Check every line of the data below for the string "screenshot", and copy the ones that hold it.

· · · · ·

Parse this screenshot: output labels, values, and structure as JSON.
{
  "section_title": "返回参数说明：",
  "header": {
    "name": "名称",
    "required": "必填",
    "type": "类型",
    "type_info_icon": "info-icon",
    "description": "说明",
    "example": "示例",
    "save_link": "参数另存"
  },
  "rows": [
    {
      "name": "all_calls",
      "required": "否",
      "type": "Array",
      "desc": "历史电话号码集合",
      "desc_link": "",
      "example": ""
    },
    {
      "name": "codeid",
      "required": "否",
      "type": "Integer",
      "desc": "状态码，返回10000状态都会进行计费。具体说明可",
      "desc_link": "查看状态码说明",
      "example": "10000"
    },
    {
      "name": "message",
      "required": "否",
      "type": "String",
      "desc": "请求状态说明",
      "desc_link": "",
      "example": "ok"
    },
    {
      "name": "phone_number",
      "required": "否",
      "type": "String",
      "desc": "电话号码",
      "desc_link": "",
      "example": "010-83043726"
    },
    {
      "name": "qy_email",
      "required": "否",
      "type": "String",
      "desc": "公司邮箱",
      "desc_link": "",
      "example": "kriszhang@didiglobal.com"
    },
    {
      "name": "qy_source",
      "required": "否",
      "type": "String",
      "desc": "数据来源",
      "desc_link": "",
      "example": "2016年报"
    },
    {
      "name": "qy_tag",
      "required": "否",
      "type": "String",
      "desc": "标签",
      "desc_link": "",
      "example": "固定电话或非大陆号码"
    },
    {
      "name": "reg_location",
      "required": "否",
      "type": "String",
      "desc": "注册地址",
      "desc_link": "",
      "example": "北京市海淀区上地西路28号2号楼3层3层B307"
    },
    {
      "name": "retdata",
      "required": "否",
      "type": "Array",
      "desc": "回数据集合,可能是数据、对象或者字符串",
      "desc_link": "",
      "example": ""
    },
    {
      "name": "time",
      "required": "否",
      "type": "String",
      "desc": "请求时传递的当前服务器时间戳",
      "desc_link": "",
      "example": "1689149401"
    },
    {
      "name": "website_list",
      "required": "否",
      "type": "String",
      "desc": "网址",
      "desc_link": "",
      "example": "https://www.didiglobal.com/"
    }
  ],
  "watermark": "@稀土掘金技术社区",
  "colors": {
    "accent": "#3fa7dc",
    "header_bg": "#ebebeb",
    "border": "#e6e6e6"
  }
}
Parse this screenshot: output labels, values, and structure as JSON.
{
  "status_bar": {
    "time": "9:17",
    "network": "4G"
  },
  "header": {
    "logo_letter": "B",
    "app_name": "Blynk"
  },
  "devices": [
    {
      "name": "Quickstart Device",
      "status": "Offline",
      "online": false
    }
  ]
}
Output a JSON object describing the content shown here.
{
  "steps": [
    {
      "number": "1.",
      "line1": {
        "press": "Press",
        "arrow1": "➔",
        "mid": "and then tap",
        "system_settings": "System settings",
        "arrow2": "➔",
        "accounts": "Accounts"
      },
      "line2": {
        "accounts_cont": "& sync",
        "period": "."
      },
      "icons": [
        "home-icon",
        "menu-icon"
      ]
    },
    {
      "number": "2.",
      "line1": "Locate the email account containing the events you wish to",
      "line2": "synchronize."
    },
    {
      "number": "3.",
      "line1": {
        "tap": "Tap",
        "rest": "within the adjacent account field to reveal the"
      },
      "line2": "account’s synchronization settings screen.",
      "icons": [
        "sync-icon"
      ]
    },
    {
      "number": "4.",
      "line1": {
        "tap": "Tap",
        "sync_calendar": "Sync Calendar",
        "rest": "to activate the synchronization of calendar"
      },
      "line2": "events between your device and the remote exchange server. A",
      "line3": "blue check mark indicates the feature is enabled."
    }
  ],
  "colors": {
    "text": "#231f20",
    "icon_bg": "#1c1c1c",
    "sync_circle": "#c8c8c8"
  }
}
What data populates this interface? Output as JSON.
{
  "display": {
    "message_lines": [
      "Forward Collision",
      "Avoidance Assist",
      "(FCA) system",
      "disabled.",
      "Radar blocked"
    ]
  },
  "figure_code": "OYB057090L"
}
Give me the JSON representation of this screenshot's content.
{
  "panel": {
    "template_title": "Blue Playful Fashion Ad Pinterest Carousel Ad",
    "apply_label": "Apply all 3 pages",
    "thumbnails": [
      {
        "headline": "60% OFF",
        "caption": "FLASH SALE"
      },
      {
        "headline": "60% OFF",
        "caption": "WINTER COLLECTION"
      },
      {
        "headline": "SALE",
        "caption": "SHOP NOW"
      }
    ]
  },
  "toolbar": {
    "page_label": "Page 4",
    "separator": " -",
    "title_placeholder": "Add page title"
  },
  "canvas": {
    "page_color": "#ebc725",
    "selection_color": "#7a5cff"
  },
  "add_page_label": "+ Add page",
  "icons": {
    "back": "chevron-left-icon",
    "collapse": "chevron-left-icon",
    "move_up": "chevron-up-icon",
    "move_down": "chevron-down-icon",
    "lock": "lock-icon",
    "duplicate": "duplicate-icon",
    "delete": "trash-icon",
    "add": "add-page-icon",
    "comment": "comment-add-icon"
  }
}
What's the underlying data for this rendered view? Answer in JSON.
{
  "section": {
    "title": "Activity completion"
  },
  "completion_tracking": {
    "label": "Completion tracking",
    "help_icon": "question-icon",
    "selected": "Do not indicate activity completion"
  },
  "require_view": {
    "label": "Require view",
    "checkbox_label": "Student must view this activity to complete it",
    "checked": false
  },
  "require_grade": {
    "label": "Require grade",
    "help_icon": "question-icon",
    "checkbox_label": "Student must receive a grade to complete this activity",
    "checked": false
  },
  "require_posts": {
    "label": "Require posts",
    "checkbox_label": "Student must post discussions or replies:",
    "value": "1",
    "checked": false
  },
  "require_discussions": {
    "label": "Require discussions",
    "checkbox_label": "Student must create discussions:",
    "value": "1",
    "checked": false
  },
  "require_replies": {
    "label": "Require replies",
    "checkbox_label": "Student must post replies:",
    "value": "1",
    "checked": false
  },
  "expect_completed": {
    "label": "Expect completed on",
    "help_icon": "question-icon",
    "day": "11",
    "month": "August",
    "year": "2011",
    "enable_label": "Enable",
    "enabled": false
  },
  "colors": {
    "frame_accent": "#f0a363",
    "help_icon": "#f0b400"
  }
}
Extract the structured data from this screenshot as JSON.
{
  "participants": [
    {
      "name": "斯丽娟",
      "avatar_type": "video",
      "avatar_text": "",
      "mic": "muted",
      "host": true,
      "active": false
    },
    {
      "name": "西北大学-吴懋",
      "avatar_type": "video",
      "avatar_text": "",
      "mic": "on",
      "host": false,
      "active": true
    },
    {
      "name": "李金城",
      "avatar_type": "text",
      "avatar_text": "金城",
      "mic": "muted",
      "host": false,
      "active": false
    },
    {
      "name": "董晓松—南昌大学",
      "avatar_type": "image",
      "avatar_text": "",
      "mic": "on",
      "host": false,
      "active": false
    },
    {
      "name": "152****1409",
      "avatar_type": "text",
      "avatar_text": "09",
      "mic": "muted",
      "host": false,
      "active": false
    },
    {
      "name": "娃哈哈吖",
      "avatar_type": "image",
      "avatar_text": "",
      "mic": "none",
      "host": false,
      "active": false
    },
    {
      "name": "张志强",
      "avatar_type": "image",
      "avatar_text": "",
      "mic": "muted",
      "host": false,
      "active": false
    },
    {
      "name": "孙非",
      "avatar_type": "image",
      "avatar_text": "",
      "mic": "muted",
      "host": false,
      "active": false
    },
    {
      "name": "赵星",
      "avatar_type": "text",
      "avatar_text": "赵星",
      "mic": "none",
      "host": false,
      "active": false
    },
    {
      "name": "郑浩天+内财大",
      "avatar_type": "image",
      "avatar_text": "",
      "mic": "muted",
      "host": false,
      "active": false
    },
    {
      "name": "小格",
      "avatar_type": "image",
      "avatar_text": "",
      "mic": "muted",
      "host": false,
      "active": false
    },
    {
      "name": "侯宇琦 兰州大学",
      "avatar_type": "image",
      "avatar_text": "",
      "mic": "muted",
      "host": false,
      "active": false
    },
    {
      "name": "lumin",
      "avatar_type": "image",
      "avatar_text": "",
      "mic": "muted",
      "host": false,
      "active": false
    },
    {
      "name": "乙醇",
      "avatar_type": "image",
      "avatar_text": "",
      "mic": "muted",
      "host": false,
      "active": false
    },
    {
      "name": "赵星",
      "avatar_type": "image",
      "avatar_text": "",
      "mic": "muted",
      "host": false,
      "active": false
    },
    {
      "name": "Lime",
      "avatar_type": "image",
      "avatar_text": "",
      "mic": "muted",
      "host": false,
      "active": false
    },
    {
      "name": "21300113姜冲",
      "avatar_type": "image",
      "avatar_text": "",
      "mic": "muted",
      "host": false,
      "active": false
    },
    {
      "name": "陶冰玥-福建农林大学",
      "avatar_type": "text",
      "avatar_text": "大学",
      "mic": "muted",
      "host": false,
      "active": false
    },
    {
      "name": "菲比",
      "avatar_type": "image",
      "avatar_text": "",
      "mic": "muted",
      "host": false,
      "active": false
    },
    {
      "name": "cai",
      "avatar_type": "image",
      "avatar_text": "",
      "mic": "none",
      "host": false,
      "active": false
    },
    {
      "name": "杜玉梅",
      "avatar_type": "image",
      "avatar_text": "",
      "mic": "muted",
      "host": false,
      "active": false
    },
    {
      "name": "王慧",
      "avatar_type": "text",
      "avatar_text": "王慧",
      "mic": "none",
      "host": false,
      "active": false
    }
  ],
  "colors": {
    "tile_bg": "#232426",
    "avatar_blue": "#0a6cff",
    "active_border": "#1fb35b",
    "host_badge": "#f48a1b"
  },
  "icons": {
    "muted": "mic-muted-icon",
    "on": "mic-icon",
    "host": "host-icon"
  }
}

· · · · ·

● Final result
Parse this screenshot: output labels, values, and structure as JSON.
Parse this screenshot: output labels, values, and structure as JSON.
Give me the JSON representation of this screenshot's content.
Extract the structured data from this screenshot as JSON.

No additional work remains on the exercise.